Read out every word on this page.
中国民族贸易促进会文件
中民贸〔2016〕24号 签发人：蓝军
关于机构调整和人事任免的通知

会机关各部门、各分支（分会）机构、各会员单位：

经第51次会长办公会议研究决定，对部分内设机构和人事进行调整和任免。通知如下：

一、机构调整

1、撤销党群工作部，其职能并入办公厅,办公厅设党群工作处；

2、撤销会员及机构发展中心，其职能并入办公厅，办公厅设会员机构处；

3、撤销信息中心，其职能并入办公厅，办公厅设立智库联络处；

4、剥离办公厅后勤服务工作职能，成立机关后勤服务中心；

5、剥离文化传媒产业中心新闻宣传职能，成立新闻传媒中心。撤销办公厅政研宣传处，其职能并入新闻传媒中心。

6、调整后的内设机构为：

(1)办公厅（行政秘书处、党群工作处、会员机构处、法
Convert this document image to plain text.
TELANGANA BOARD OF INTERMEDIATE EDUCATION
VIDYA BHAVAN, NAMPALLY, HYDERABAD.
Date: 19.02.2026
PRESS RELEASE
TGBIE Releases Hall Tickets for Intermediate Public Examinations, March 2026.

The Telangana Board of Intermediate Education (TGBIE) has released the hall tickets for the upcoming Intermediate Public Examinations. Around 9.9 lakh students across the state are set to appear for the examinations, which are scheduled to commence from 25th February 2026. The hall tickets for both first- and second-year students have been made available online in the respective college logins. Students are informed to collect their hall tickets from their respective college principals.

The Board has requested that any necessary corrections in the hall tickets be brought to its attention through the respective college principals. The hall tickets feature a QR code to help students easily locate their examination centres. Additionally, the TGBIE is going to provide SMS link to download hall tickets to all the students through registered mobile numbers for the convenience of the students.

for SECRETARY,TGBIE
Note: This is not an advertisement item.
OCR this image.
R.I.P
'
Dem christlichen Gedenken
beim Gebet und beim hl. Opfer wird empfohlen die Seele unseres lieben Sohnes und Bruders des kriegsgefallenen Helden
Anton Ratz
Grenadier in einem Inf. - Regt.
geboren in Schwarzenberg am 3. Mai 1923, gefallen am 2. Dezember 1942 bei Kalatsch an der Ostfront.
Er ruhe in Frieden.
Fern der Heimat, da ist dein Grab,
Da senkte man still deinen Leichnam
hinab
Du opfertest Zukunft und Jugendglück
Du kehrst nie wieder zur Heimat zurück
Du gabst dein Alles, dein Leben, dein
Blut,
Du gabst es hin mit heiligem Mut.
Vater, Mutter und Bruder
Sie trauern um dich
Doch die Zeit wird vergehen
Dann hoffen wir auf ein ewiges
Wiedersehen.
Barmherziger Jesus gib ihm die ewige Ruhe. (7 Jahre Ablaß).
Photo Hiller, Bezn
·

____________

(WRITTEN TASK)
Extract each line from the entries above that contains the string "gabst".

(REPLY TO THE TASK)
Du gabst dein Alles, dein Leben, dein
Du gabst es hin mit heiligem Mut.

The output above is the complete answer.